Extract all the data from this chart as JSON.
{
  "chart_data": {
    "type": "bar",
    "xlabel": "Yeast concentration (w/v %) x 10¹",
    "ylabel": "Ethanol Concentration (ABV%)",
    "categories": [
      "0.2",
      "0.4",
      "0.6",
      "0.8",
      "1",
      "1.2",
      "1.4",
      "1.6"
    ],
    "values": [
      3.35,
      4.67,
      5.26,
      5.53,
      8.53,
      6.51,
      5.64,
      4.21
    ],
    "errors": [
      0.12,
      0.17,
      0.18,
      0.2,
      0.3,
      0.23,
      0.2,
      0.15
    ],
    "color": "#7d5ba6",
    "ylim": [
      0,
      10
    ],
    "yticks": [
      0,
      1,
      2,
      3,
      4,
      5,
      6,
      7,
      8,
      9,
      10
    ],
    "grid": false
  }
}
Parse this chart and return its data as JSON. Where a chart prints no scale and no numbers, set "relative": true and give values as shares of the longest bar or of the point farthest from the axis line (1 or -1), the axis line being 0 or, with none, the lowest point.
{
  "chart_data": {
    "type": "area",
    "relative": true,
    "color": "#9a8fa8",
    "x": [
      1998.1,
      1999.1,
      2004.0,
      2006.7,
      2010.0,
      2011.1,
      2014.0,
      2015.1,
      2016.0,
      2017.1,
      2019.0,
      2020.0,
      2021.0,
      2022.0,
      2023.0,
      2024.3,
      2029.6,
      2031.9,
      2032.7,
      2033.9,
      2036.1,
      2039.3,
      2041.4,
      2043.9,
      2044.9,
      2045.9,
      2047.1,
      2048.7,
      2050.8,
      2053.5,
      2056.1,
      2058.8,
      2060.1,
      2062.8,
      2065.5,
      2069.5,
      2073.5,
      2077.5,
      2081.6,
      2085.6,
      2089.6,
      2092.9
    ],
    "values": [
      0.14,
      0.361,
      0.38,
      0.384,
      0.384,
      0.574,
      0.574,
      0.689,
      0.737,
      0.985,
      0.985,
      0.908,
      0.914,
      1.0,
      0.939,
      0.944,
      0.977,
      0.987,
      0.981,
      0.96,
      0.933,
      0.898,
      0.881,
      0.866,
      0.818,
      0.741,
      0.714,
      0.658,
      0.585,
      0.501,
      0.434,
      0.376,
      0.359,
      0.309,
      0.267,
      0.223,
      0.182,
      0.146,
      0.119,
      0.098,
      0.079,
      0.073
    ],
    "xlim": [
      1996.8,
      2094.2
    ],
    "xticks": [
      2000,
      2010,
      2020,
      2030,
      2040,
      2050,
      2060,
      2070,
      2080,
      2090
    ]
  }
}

* [WHAT THIS TASK INVOLVES]:
Reproduce every line of the data verbatim.

* [SOLVED PROBLEM]:
Extract all the data from this chart as JSON.
{
  "chart_data": {
    "type": "bar",
    "xlabel": "Yeast concentration (w/v %) x 10¹",
    "ylabel": "Ethanol Concentration (ABV%)",
    "categories": [
      "0.2",
      "0.4",
      "0.6",
      "0.8",
      "1",
      "1.2",
      "1.4",
      "1.6"
    ],
    "values": [
      3.35,
      4.67,
      5.26,
      5.53,
      8.53,
      6.51,
      5.64,
      4.21
    ],
    "errors": [
      0.12,
      0.17,
      0.18,
      0.2,
      0.3,
      0.23,
      0.2,
      0.15
    ],
    "color": "#7d5ba6",
    "ylim": [
      0,
      10
    ],
    "yticks": [
      0,
      1,
      2,
      3,
      4,
      5,
      6,
      7,
      8,
      9,
      10
    ],
    "grid": false
  }
}
Parse this chart and return its data as JSON. Where a chart prints no scale and no numbers, set "relative": true and give values as shares of the longest bar or of the point farthest from the axis line (1 or -1), the axis line being 0 or, with none, the lowest point.
{
  "chart_data": {
    "type": "area",
    "relative": true,
    "color": "#9a8fa8",
    "x": [
      1998.1,
      1999.1,
      2004.0,
      2006.7,
      2010.0,
      2011.1,
      2014.0,
      2015.1,
      2016.0,
      2017.1,
      2019.0,
      2020.0,
      2021.0,
      2022.0,
      2023.0,
      2024.3,
      2029.6,
      2031.9,
      2032.7,
      2033.9,
      2036.1,
      2039.3,
      2041.4,
      2043.9,
      2044.9,
      2045.9,
      2047.1,
      2048.7,
      2050.8,
      2053.5,
      2056.1,
      2058.8,
      2060.1,
      2062.8,
      2065.5,
      2069.5,
      2073.5,
      2077.5,
      2081.6,
      2085.6,
      2089.6,
      2092.9
    ],
    "values": [
      0.14,
      0.361,
      0.38,
      0.384,
      0.384,
      0.574,
      0.574,
      0.689,
      0.737,
      0.985,
      0.985,
      0.908,
      0.914,
      1.0,
      0.939,
      0.944,
      0.977,
      0.987,
      0.981,
      0.96,
      0.933,
      0.898,
      0.881,
      0.866,
      0.818,
      0.741,
      0.714,
      0.658,
      0.585,
      0.501,
      0.434,
      0.376,
      0.359,
      0.309,
      0.267,
      0.223,
      0.182,
      0.146,
      0.119,
      0.098,
      0.079,
      0.073
    ],
    "xlim": [
      1996.8,
      2094.2
    ],
    "xticks": [
      2000,
      2010,
      2020,
      2030,
      2040,
      2050,
      2060,
      2070,
      2080,
      2090
    ]
  }
}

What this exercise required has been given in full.